(Records contained in a dataset)
★ ★ ★
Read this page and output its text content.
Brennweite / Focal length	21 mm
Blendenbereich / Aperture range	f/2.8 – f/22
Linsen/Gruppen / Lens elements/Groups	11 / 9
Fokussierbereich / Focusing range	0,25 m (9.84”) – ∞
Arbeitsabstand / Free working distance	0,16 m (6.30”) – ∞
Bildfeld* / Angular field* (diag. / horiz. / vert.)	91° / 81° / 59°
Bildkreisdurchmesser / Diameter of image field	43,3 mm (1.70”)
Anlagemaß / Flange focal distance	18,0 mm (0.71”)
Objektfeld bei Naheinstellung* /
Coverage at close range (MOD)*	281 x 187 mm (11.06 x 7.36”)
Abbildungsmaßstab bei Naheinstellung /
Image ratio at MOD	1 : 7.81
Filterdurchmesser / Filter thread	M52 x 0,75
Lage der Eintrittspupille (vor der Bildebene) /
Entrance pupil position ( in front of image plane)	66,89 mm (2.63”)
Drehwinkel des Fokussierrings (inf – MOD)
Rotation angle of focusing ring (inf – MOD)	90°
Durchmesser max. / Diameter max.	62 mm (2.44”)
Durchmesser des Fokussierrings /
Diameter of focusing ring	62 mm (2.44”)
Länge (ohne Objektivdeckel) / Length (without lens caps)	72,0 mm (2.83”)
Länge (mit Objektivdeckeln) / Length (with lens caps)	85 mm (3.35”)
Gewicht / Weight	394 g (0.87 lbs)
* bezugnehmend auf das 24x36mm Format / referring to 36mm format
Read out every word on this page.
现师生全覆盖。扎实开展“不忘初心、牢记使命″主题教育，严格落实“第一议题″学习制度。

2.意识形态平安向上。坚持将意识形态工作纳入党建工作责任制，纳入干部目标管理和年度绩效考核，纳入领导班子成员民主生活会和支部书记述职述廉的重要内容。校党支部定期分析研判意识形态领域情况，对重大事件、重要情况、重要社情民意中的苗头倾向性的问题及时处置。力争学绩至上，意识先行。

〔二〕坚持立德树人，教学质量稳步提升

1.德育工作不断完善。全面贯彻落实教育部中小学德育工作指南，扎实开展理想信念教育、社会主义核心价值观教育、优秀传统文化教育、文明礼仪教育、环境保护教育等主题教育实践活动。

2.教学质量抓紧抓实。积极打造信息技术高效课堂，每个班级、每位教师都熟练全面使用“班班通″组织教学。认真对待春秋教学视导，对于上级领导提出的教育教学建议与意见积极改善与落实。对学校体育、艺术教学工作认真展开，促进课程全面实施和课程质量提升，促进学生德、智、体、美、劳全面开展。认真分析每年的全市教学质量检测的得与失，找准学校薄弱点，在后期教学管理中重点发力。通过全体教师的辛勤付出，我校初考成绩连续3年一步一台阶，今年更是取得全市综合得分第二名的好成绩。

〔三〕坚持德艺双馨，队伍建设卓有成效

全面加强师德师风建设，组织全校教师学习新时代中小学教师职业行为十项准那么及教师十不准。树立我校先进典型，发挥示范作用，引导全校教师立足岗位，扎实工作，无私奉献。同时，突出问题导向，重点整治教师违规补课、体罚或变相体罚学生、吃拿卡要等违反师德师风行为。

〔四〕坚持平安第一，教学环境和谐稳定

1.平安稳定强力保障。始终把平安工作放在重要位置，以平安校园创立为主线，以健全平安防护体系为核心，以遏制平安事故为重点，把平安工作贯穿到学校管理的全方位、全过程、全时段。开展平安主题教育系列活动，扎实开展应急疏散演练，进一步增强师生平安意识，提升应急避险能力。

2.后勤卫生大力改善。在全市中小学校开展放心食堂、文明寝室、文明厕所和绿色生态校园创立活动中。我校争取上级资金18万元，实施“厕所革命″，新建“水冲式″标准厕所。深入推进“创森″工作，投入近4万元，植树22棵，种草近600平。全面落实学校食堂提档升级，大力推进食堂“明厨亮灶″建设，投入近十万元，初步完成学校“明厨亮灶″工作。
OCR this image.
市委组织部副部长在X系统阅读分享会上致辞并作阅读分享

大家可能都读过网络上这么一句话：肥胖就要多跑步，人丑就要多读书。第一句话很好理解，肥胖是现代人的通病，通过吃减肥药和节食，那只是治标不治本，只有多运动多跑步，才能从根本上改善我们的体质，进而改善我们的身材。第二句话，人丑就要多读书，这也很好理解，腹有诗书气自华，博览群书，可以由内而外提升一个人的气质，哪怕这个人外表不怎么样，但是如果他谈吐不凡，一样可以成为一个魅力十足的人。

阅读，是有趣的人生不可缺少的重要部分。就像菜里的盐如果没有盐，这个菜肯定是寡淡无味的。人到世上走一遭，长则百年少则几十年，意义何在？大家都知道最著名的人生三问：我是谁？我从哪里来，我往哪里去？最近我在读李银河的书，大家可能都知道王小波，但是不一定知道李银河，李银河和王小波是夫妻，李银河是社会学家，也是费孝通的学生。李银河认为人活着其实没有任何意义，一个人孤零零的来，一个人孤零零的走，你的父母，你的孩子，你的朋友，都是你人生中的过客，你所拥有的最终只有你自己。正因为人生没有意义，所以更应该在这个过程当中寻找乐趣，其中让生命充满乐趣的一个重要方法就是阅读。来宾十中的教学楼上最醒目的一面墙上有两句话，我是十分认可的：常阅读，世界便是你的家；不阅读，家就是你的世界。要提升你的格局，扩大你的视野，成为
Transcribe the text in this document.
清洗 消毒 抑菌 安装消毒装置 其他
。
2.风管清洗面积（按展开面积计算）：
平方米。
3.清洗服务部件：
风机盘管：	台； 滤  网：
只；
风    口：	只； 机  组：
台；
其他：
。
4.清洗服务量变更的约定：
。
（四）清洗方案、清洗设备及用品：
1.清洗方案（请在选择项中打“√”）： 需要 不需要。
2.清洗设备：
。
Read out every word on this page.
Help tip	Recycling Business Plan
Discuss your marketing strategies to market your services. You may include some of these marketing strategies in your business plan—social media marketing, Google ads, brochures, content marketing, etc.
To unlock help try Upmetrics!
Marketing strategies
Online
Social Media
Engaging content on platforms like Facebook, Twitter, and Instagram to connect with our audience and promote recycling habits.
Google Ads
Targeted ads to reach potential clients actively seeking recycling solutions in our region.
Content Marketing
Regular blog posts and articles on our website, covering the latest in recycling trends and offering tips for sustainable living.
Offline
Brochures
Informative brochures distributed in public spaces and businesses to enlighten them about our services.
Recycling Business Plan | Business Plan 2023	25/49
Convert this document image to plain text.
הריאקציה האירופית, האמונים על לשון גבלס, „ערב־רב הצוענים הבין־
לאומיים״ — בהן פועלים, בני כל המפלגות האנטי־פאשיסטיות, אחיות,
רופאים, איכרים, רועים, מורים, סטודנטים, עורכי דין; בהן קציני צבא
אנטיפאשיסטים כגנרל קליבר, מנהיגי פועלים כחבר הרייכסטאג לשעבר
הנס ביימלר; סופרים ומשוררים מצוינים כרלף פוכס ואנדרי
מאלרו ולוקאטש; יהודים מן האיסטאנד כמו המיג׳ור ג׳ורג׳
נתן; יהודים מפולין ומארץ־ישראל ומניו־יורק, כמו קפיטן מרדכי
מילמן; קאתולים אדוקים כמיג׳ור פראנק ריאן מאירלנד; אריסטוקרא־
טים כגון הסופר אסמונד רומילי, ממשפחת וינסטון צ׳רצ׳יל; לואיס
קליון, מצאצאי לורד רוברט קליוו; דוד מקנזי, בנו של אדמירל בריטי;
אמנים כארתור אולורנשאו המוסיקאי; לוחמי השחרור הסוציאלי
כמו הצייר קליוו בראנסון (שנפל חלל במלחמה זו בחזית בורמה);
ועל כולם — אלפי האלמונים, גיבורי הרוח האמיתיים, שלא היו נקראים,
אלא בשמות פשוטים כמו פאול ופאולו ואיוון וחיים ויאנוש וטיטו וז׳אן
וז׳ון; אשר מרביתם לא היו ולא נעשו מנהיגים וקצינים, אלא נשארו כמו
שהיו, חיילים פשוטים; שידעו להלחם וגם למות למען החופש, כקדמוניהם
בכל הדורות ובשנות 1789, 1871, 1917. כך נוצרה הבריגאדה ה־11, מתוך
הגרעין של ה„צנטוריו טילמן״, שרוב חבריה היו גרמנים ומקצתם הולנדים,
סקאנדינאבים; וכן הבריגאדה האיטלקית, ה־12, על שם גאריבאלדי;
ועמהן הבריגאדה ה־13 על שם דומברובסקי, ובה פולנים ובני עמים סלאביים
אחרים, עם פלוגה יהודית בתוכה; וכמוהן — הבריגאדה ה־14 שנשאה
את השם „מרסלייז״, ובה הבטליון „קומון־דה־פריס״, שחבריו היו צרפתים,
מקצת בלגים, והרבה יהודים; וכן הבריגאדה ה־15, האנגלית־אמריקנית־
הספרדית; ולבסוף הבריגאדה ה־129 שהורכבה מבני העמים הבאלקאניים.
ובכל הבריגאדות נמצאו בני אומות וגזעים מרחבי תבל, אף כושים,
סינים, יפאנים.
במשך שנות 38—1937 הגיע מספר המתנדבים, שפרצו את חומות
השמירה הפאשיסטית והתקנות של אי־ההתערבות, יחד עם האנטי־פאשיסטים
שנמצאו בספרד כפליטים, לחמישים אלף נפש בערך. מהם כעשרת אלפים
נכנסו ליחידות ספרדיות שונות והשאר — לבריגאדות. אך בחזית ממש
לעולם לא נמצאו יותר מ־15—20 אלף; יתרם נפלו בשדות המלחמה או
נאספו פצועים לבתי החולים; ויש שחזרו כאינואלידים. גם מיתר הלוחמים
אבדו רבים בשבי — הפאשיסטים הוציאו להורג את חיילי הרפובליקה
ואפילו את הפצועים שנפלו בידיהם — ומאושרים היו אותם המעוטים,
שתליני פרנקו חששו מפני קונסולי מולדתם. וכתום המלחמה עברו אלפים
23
★ ★ ★
**Task details**
Pick out every line with the string "text" and copy it.

**Written solution**
Read this page and output its text content.
Transcribe the text in this document.
Convert this document image to plain text.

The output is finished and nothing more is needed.